## Extracted data entries
┄┄┄┄┄┄┄┄┄┄┄┄┄┄┄┄┄┄┄┄
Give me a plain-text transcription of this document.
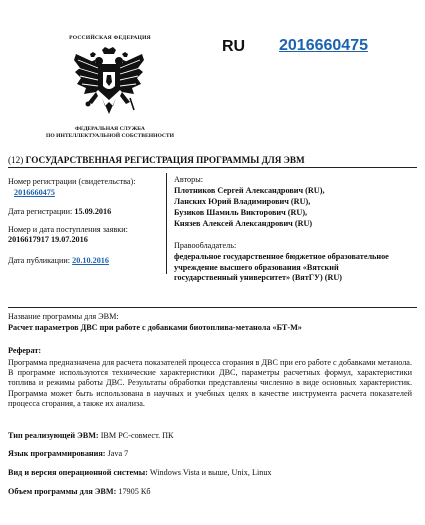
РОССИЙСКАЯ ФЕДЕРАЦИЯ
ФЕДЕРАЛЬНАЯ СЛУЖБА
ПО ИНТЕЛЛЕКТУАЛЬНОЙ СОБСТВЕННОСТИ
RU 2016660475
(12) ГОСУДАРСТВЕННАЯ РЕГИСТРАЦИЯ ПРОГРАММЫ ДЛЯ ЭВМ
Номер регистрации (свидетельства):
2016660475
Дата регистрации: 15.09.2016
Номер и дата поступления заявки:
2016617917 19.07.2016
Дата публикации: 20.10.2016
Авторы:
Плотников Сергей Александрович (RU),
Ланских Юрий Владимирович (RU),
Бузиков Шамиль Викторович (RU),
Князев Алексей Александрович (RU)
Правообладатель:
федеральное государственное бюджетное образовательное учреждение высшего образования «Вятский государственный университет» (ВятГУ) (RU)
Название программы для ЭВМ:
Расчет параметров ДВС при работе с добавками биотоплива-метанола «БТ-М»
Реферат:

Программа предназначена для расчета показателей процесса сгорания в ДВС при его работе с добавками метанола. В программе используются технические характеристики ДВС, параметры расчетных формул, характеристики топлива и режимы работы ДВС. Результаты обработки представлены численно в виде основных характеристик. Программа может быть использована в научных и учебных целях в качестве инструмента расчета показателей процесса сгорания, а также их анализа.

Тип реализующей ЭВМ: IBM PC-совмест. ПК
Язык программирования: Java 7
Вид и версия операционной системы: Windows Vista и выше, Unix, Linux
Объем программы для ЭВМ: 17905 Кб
┄┄┄┄┄┄┄┄┄┄┄┄┄┄┄┄┄┄┄┄
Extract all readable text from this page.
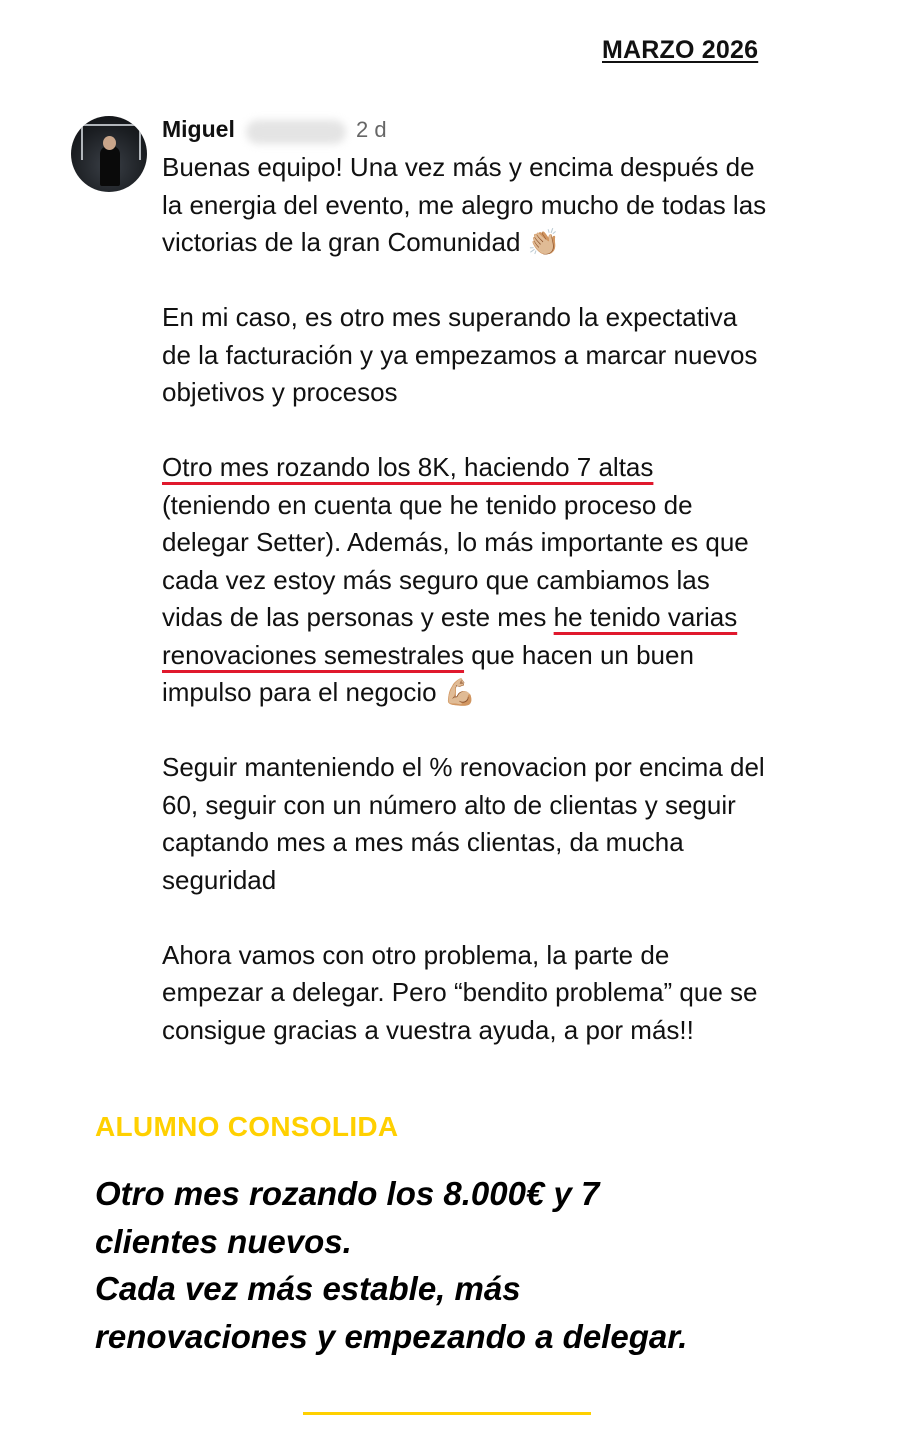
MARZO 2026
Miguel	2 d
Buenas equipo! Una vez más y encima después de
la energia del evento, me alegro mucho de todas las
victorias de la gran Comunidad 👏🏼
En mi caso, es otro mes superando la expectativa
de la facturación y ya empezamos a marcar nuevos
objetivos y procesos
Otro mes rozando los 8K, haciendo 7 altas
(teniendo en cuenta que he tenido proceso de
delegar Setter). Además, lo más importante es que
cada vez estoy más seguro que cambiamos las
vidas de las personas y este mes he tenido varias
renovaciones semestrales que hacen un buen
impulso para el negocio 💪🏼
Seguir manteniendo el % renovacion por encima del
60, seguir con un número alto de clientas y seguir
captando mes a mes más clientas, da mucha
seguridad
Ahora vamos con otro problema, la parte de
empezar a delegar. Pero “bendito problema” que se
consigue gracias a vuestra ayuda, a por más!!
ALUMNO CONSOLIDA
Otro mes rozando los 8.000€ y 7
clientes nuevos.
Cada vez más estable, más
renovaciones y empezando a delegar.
┄┄┄┄┄┄┄┄┄┄┄┄┄┄┄┄┄┄┄┄
## What is required
Identify each line in the records above that contains the word "encima", and copy it out in full.

## Response to the task
Buenas equipo! Una vez más y encima después de
Seguir manteniendo el % renovacion por encima del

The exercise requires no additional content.